Records from a dataset:
----------------------------------------

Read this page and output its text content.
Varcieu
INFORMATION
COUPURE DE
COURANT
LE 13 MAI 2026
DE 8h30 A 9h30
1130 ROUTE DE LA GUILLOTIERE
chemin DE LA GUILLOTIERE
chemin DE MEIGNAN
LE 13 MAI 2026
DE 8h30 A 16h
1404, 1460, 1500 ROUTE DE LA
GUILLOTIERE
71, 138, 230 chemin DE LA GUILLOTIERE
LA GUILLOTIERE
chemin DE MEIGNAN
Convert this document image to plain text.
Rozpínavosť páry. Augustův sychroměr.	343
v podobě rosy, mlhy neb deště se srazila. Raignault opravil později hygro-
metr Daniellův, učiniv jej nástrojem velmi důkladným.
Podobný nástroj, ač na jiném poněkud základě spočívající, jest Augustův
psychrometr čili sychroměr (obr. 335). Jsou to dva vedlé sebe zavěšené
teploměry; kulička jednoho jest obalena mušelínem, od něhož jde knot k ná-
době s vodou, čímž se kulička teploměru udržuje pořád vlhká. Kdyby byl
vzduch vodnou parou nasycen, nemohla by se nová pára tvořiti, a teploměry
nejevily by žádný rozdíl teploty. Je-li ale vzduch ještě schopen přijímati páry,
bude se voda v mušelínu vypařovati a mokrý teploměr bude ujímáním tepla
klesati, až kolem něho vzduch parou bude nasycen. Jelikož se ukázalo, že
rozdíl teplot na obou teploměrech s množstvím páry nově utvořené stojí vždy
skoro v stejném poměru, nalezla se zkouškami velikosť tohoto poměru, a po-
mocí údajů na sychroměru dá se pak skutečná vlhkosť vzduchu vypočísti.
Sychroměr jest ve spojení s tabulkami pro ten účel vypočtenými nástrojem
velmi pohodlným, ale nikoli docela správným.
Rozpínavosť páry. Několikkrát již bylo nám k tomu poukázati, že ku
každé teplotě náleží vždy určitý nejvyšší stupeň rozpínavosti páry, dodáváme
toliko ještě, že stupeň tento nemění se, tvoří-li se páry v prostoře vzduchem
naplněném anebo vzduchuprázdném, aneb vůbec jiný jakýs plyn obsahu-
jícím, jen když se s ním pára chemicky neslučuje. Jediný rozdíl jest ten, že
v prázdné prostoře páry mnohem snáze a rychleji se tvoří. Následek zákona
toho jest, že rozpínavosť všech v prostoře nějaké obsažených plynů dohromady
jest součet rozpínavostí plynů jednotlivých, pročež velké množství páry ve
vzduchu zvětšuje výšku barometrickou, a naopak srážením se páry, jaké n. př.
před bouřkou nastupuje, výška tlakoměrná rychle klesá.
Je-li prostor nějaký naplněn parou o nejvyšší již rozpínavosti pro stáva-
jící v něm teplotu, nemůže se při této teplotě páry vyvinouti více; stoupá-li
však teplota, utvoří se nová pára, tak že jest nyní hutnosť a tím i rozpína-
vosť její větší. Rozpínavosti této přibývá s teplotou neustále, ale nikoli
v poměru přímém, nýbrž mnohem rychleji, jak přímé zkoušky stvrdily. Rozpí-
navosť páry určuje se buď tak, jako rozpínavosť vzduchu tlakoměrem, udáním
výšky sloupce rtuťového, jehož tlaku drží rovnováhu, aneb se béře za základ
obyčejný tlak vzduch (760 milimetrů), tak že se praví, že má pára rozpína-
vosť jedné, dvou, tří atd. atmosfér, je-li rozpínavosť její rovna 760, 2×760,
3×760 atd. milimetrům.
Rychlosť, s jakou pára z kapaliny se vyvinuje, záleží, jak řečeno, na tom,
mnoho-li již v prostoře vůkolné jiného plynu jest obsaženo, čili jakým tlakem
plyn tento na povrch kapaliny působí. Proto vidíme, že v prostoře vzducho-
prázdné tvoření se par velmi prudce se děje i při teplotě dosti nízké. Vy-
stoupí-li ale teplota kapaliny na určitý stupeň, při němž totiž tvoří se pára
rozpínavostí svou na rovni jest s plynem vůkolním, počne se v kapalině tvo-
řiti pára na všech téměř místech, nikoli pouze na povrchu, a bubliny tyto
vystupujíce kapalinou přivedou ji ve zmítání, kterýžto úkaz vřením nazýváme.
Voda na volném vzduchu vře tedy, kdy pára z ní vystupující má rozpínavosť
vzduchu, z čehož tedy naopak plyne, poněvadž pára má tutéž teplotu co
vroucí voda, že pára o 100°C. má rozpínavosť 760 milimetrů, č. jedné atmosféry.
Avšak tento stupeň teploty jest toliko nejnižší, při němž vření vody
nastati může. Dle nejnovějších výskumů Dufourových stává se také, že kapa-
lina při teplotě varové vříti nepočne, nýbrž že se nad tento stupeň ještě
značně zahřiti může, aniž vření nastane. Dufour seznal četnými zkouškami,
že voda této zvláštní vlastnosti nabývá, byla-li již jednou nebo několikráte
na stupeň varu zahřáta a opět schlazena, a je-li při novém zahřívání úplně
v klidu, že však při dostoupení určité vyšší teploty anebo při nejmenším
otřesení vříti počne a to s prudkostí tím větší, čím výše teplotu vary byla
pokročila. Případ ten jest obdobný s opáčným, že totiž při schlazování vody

----------------------------------------

Report only the number of lines in the data above that contain "vždy".

2